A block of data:
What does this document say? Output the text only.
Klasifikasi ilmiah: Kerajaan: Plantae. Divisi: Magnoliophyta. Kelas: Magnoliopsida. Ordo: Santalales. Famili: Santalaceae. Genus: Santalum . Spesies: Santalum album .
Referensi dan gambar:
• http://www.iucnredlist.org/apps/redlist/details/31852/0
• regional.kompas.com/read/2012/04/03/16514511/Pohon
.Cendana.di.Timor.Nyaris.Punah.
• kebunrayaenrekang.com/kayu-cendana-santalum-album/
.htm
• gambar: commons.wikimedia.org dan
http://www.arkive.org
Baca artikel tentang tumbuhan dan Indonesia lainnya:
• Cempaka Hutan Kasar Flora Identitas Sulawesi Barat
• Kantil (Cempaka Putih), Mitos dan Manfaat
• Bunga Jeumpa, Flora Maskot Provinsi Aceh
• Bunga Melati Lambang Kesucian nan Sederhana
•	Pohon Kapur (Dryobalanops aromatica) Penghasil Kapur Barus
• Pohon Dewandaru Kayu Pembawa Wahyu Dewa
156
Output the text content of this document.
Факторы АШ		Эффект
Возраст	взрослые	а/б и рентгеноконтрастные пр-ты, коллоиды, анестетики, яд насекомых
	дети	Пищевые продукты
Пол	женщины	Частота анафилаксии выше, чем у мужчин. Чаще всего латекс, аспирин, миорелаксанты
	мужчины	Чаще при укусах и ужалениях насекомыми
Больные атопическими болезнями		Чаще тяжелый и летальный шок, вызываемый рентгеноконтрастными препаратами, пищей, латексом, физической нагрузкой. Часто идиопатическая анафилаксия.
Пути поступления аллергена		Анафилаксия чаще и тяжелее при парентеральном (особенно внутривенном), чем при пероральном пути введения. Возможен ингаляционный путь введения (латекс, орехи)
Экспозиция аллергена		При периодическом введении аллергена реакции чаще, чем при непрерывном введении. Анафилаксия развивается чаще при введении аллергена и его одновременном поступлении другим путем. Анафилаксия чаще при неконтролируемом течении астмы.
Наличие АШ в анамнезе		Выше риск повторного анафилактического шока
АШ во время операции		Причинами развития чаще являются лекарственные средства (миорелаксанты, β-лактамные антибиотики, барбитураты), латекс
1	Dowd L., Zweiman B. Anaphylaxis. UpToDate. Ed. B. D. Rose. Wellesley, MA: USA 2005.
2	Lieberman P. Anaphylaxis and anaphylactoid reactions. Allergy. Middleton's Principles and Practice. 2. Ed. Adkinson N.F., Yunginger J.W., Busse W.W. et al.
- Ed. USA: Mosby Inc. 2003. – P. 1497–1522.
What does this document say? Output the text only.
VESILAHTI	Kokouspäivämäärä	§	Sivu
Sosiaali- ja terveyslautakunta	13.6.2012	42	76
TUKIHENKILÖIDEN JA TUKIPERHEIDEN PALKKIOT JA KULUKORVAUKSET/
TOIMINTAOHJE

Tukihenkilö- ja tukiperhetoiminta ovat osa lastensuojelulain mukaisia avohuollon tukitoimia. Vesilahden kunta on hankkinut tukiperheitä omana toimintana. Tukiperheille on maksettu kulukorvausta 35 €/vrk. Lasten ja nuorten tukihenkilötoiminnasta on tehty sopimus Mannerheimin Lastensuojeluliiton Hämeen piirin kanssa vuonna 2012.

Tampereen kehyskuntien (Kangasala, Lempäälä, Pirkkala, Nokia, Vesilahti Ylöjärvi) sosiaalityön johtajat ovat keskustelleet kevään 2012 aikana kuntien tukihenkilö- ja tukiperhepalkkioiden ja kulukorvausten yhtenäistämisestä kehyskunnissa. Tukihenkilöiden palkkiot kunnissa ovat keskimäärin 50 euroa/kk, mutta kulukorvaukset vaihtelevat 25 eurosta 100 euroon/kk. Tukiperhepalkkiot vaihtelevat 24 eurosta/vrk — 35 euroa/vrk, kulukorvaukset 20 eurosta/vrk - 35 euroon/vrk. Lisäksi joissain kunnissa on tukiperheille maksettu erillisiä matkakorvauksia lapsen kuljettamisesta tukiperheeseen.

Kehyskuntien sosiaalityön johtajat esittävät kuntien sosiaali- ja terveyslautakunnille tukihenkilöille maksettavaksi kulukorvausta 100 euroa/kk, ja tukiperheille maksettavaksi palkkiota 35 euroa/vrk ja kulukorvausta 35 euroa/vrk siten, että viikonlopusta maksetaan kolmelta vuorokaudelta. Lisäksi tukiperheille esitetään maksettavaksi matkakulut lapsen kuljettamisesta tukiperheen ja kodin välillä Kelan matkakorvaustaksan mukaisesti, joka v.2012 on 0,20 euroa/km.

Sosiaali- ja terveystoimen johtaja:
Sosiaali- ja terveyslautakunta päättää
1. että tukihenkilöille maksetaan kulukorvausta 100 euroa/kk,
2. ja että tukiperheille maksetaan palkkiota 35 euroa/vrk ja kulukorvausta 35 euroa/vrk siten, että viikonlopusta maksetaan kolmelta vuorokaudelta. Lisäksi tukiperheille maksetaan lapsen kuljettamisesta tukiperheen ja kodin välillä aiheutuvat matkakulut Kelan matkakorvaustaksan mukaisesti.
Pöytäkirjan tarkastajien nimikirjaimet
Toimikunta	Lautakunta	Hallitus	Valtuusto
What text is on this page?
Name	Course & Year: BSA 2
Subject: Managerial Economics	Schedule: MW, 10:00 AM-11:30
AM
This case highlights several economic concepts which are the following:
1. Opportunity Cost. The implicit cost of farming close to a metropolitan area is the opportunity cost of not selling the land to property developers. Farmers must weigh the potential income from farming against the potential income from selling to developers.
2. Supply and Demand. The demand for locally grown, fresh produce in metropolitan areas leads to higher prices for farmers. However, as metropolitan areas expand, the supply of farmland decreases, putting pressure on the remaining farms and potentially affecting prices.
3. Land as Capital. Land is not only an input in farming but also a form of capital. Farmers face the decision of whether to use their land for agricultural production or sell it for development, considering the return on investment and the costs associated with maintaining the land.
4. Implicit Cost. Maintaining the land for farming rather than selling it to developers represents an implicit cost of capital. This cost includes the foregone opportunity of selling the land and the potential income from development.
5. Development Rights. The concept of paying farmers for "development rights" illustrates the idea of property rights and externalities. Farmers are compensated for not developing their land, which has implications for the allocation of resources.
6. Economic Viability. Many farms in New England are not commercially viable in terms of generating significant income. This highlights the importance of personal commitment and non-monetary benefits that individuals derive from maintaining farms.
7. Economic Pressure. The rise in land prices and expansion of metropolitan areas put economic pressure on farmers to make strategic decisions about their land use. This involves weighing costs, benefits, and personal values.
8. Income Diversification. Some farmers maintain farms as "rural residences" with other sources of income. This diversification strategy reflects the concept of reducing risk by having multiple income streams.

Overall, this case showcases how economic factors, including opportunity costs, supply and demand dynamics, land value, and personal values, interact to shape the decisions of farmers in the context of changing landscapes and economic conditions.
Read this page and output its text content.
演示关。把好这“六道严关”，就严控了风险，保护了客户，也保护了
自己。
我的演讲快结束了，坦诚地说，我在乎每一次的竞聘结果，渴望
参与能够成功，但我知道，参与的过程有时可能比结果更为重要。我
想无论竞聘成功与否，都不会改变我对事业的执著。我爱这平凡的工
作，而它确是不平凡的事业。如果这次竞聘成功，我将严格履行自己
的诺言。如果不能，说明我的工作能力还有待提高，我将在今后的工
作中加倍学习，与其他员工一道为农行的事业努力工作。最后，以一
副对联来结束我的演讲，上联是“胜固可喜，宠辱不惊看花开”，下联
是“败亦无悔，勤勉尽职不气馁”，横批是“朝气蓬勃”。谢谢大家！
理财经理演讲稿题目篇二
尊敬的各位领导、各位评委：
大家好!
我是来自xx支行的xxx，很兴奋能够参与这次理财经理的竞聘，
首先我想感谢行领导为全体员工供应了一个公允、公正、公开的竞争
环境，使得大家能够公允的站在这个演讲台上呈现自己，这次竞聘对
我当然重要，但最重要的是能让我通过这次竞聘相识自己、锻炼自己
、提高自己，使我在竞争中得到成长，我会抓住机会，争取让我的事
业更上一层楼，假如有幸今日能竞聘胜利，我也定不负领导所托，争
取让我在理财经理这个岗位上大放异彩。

> WHAT YOU HAVE TO DO
In the listing, find every line with the word "album" and state how many there are, nothing more.

> SOLUTION
2